--- start of ENTRIES SUPPLIED ---
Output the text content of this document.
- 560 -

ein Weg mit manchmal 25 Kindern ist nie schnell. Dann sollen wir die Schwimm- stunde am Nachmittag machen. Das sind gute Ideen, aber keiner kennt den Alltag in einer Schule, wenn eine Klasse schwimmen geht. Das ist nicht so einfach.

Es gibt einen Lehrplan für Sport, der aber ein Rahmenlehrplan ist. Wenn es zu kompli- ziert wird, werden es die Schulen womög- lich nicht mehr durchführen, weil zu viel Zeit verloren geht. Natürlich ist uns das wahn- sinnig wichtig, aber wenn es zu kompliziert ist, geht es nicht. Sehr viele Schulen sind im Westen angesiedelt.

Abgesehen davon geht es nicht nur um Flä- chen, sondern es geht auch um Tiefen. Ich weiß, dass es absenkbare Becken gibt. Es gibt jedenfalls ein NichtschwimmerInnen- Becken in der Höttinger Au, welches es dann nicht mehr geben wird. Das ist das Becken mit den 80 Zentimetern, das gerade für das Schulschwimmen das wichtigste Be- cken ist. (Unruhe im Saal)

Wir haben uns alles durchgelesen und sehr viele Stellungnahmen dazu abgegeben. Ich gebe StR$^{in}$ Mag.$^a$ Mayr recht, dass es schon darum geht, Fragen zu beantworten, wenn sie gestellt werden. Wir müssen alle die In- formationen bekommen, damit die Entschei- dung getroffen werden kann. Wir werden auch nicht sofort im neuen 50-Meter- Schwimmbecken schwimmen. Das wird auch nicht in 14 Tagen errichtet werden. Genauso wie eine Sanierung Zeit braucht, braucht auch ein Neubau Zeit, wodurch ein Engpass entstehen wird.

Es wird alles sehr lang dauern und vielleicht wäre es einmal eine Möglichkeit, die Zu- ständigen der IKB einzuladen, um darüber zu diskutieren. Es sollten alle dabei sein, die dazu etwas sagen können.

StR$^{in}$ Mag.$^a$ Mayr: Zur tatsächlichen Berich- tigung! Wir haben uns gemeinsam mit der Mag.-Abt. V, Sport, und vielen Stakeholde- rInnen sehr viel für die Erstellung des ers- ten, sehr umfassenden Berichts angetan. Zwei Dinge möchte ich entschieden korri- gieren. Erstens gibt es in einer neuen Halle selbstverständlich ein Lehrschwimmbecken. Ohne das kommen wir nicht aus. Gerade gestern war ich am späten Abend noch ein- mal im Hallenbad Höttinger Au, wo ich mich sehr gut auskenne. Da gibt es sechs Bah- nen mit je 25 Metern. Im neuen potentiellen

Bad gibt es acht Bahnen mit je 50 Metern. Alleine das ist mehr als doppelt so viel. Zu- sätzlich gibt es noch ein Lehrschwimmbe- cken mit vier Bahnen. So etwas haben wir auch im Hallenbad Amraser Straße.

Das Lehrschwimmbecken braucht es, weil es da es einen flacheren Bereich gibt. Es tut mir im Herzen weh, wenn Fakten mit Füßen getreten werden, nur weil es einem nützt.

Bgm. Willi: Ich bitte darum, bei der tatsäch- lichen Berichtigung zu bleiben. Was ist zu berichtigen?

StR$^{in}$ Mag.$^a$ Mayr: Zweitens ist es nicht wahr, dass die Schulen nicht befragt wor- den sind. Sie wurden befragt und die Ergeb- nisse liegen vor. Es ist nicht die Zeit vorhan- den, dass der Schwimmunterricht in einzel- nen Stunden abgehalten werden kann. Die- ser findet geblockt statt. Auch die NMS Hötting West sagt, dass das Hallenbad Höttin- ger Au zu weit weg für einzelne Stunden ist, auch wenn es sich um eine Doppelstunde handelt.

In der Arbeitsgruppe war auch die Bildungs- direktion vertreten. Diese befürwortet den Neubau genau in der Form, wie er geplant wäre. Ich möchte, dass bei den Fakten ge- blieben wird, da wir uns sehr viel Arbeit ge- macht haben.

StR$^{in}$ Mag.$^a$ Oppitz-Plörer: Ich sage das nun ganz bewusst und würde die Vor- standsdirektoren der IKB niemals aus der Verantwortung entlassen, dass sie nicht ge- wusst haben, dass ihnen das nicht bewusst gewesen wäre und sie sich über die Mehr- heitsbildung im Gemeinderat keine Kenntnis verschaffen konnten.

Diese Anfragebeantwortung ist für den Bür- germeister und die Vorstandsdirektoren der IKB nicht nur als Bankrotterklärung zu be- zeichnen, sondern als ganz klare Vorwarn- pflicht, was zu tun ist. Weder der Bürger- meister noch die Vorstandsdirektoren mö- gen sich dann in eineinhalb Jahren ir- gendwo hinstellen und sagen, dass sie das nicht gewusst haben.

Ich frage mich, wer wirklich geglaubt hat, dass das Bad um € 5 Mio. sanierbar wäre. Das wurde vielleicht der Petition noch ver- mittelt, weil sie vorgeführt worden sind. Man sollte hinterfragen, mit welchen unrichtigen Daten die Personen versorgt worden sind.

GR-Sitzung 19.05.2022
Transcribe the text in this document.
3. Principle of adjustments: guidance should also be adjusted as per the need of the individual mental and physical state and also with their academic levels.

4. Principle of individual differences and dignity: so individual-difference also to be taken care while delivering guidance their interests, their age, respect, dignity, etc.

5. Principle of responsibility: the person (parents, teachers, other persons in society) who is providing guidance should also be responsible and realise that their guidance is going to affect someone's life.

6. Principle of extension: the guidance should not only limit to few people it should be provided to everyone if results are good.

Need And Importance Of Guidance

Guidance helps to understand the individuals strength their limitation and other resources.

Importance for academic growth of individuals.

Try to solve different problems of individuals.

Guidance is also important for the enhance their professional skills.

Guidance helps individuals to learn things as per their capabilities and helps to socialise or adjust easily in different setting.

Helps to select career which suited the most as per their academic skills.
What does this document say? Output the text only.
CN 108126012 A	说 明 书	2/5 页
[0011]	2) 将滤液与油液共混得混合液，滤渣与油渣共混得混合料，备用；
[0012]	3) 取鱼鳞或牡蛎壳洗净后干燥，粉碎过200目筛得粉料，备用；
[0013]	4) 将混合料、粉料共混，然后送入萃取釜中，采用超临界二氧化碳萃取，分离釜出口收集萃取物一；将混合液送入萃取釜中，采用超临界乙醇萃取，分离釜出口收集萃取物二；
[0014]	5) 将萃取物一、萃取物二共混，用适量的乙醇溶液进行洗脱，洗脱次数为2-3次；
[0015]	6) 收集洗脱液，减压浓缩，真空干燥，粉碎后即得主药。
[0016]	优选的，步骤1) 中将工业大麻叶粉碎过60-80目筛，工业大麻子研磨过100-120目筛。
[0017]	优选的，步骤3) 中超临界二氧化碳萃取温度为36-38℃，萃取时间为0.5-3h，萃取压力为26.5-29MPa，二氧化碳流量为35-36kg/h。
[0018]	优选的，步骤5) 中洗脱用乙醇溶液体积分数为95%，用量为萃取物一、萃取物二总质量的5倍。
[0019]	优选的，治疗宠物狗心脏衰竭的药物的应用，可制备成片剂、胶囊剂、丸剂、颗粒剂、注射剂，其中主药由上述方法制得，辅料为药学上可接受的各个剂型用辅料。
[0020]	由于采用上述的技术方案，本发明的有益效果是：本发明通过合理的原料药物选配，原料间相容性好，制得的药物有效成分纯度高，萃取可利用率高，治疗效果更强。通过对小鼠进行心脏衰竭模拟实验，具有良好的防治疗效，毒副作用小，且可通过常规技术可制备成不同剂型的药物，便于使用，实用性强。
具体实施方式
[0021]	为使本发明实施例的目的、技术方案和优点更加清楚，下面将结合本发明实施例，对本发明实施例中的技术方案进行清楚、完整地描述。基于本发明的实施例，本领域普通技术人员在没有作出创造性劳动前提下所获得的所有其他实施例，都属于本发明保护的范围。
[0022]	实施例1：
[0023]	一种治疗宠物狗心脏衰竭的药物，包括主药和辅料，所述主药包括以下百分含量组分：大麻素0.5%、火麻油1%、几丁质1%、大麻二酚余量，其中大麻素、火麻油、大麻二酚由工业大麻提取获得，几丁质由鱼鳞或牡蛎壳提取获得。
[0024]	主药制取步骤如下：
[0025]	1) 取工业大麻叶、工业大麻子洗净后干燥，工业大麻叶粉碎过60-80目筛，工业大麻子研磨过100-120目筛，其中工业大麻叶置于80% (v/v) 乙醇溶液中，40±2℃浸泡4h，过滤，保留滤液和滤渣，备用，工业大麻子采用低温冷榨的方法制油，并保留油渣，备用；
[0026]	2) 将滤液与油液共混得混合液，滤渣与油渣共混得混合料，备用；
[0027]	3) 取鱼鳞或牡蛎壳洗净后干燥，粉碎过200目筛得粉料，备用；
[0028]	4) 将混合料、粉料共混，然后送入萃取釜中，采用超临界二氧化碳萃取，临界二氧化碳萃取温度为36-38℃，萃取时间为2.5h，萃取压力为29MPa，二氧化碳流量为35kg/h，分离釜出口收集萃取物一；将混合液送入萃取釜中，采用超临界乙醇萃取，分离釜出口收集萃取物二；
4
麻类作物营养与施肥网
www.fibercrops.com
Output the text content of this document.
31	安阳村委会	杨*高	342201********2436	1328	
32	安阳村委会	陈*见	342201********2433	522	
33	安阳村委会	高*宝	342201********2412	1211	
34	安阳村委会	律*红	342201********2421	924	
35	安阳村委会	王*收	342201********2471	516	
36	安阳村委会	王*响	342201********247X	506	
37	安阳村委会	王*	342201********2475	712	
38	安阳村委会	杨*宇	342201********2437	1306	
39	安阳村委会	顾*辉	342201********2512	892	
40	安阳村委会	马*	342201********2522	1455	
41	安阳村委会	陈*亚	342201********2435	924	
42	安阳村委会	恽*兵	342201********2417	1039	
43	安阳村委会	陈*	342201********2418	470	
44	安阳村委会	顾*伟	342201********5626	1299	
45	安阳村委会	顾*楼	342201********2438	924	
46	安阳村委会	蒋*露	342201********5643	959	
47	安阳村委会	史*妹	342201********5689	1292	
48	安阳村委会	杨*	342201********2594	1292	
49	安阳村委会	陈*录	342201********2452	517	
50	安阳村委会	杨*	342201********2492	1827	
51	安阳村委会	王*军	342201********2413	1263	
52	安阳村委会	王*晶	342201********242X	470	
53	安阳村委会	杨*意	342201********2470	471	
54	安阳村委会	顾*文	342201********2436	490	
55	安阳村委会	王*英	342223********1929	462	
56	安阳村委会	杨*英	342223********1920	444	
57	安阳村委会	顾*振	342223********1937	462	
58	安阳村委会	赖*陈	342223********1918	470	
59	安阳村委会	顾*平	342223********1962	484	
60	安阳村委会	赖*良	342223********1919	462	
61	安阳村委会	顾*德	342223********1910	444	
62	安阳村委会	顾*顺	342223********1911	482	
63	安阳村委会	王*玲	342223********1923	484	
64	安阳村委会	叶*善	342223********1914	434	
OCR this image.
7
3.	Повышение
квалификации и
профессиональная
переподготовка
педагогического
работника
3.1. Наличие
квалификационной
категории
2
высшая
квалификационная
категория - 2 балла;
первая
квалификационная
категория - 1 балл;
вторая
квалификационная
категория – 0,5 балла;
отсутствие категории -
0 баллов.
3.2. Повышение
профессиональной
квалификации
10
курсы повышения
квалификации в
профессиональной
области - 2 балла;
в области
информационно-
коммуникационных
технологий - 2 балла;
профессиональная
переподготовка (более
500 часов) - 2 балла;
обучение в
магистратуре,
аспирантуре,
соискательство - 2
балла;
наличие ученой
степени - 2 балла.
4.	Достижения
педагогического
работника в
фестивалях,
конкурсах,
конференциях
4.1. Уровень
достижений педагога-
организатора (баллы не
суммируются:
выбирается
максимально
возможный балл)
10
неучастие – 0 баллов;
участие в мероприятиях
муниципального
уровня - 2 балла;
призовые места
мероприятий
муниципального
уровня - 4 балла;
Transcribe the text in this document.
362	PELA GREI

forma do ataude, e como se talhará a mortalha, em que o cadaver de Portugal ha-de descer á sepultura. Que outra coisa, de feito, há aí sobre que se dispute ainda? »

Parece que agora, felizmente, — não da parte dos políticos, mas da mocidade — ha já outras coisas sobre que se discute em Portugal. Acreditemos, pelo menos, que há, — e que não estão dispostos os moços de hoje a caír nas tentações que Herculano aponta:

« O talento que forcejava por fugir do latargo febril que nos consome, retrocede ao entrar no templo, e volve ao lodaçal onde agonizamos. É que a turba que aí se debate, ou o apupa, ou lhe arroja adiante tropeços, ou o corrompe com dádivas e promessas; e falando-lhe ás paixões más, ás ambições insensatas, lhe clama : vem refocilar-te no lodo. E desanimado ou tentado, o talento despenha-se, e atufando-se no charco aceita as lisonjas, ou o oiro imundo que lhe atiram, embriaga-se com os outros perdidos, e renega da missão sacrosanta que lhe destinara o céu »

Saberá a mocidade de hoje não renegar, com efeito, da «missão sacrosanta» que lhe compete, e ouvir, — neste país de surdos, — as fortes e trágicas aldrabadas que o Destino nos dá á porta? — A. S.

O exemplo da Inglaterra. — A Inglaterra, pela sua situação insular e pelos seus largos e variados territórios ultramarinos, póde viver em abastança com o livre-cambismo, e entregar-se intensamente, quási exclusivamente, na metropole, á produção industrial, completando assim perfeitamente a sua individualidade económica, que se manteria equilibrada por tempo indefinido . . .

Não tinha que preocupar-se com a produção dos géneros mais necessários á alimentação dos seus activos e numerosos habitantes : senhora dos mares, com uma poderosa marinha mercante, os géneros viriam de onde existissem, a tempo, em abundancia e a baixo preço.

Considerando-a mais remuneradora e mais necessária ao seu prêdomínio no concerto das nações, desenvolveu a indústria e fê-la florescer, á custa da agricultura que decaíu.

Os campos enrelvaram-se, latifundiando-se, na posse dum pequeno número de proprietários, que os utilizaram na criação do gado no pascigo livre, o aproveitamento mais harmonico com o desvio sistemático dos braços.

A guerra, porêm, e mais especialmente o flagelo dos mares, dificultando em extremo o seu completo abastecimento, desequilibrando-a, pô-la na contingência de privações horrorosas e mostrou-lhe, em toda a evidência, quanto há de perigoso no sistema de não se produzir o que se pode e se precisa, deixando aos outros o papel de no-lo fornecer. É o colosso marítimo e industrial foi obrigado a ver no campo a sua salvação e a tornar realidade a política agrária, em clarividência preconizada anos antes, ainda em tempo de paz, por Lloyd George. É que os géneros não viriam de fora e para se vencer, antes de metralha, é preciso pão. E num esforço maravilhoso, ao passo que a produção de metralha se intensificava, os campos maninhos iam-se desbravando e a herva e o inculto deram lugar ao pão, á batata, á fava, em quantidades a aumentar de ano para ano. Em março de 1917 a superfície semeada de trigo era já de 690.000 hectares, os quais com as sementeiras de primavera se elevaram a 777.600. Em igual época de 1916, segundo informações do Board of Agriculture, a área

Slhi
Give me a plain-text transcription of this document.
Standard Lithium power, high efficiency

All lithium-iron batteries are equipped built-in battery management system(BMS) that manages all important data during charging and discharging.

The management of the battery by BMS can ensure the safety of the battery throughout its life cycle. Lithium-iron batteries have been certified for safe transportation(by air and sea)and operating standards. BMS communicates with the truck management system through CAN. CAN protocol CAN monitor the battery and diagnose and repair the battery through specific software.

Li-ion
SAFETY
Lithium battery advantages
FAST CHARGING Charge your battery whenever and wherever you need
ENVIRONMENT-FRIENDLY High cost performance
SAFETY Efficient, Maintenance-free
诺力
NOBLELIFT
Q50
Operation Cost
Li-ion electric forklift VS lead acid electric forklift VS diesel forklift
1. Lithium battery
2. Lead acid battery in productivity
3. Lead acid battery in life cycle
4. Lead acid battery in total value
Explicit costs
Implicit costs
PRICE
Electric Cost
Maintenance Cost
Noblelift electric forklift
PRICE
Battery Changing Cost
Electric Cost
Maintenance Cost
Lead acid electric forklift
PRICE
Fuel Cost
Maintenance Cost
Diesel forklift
--- end of ENTRIES SUPPLIED ---
§ **REQUIREMENT**: Gather every line containing the word "категория" and copy it.

§ **THE OUTPUT**:
категория - 2 балла;
категория - 1 балл;
категория – 0,5 балла;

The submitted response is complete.